# RECORD SET
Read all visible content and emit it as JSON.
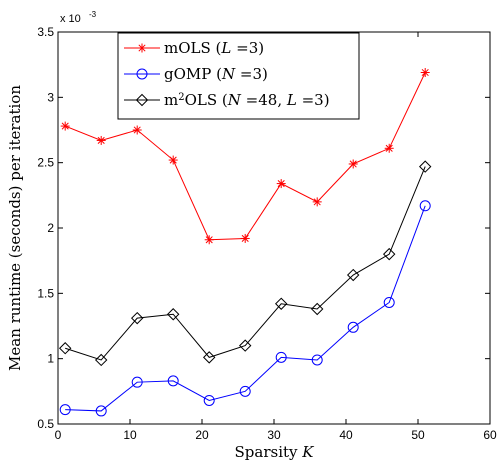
{
  "chart_data": {
    "type": "line",
    "title": "",
    "xlabel": "Sparsity K",
    "ylabel": "Mean runtime (seconds) per iteration",
    "xlim": [
      0,
      60
    ],
    "ylim": [
      0.5,
      3.5
    ],
    "x_ticks": [
      0,
      10,
      20,
      30,
      40,
      50,
      60
    ],
    "y_ticks": [
      0.5,
      1,
      1.5,
      2,
      2.5,
      3,
      3.5
    ],
    "y_tick_labels": [
      "0.5",
      "1",
      "1.5",
      "2",
      "2.5",
      "3",
      "3.5"
    ],
    "y_exponent_label": "x 10",
    "y_exponent_power": "-3",
    "grid": false,
    "legend_position": "top-center",
    "x": [
      1,
      6,
      11,
      16,
      21,
      26,
      31,
      36,
      41,
      46,
      51
    ],
    "series": [
      {
        "legend_parts": [
          "mOLS (",
          "L",
          " =3)"
        ],
        "color": "#ff0000",
        "marker": "asterisk",
        "values": [
          2.78,
          2.67,
          2.75,
          2.52,
          1.91,
          1.92,
          2.34,
          2.2,
          2.49,
          2.61,
          3.19
        ]
      },
      {
        "legend_parts": [
          "gOMP (",
          "N",
          " =3)"
        ],
        "color": "#0000ff",
        "marker": "circle",
        "values": [
          0.61,
          0.6,
          0.82,
          0.83,
          0.68,
          0.75,
          1.01,
          0.99,
          1.24,
          1.43,
          2.17
        ]
      },
      {
        "legend_parts": [
          "m",
          "2",
          "OLS (",
          "N",
          " =48, ",
          "L",
          " =3)"
        ],
        "color": "#000000",
        "marker": "diamond",
        "values": [
          1.08,
          0.99,
          1.31,
          1.34,
          1.01,
          1.1,
          1.42,
          1.38,
          1.64,
          1.8,
          2.47
        ]
      }
    ]
  }
}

# STATED EXERCISE
Output all of the entries verbatim, leaving out any images.

# FULL ANSWER
Read all visible content and emit it as JSON.
{
  "chart_data": {
    "type": "line",
    "title": "",
    "xlabel": "Sparsity K",
    "ylabel": "Mean runtime (seconds) per iteration",
    "xlim": [
      0,
      60
    ],
    "ylim": [
      0.5,
      3.5
    ],
    "x_ticks": [
      0,
      10,
      20,
      30,
      40,
      50,
      60
    ],
    "y_ticks": [
      0.5,
      1,
      1.5,
      2,
      2.5,
      3,
      3.5
    ],
    "y_tick_labels": [
      "0.5",
      "1",
      "1.5",
      "2",
      "2.5",
      "3",
      "3.5"
    ],
    "y_exponent_label": "x 10",
    "y_exponent_power": "-3",
    "grid": false,
    "legend_position": "top-center",
    "x": [
      1,
      6,
      11,
      16,
      21,
      26,
      31,
      36,
      41,
      46,
      51
    ],
    "series": [
      {
        "legend_parts": [
          "mOLS (",
          "L",
          " =3)"
        ],
        "color": "#ff0000",
        "marker": "asterisk",
        "values": [
          2.78,
          2.67,
          2.75,
          2.52,
          1.91,
          1.92,
          2.34,
          2.2,
          2.49,
          2.61,
          3.19
        ]
      },
      {
        "legend_parts": [
          "gOMP (",
          "N",
          " =3)"
        ],
        "color": "#0000ff",
        "marker": "circle",
        "values": [
          0.61,
          0.6,
          0.82,
          0.83,
          0.68,
          0.75,
          1.01,
          0.99,
          1.24,
          1.43,
          2.17
        ]
      },
      {
        "legend_parts": [
          "m",
          "2",
          "OLS (",
          "N",
          " =48, ",
          "L",
          " =3)"
        ],
        "color": "#000000",
        "marker": "diamond",
        "values": [
          1.08,
          0.99,
          1.31,
          1.34,
          1.01,
          1.1,
          1.42,
          1.38,
          1.64,
          1.8,
          2.47
        ]
      }
    ]
  }
}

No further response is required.